:: What the exercise asks ::
Examine the material below. Gather every line in which the string "رجال" appears.

:: Data section ::
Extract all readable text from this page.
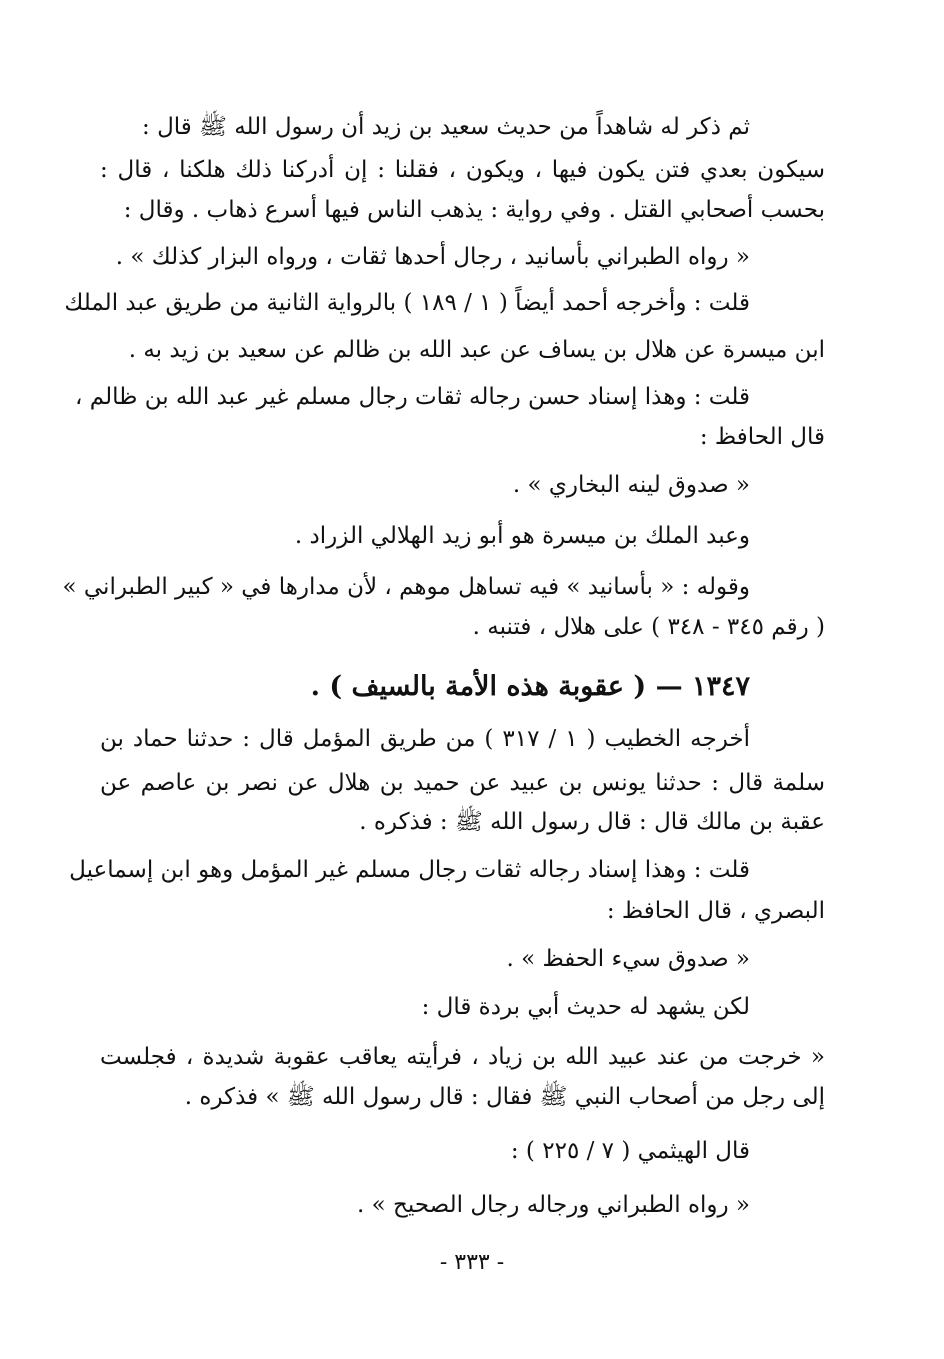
ثم ذكر له شاهداً من حديث سعيد بن زيد أن رسول الله ﷺ قال :
سيكون بعدي فتن يكون فيها ، ويكون ، فقلنا : إن أدركنا ذلك هلكنا ، قال :
بحسب أصحابي القتل . وفي رواية : يذهب الناس فيها أسرع ذهاب . وقال :
« رواه الطبراني بأسانيد ، رجال أحدها ثقات ، ورواه البزار كذلك » .
قلت : وأخرجه أحمد أيضاً ( ١ / ١٨٩ ) بالرواية الثانية من طريق عبد الملك
ابن ميسرة عن هلال بن يساف عن عبد الله بن ظالم عن سعيد بن زيد به .
قلت : وهذا إسناد حسن رجاله ثقات رجال مسلم غير عبد الله بن ظالم ،
قال الحافظ :
« صدوق لينه البخاري » .
وعبد الملك بن ميسرة هو أبو زيد الهلالي الزراد .
وقوله : « بأسانيد » فيه تساهل موهم ، لأن مدارها في « كبير الطبراني »
( رقم ٣٤٥ - ٣٤٨ ) على هلال ، فتنبه .
١٣٤٧ — ( عقوبة هذه الأمة بالسيف ) .
أخرجه الخطيب ( ١ / ٣١٧ ) من طريق المؤمل قال : حدثنا حماد بن
سلمة قال : حدثنا يونس بن عبيد عن حميد بن هلال عن نصر بن عاصم عن
عقبة بن مالك قال : قال رسول الله ﷺ : فذكره .
قلت : وهذا إسناد رجاله ثقات رجال مسلم غير المؤمل وهو ابن إسماعيل
البصري ، قال الحافظ :
« صدوق سيء الحفظ » .
لكن يشهد له حديث أبي بردة قال :
« خرجت من عند عبيد الله بن زياد ، فرأيته يعاقب عقوبة شديدة ، فجلست
إلى رجل من أصحاب النبي ﷺ فقال : قال رسول الله ﷺ » فذكره .
قال الهيثمي ( ٧ / ٢٢٥ ) :
« رواه الطبراني ورجاله رجال الصحيح » .
- ٣٣٣ -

:: Output for this exercise ::
« رواه الطبراني بأسانيد ، رجال أحدها ثقات ، ورواه البزار كذلك » .
قلت : وهذا إسناد حسن رجاله ثقات رجال مسلم غير عبد الله بن ظالم ،
قلت : وهذا إسناد رجاله ثقات رجال مسلم غير المؤمل وهو ابن إسماعيل
« رواه الطبراني ورجاله رجال الصحيح » .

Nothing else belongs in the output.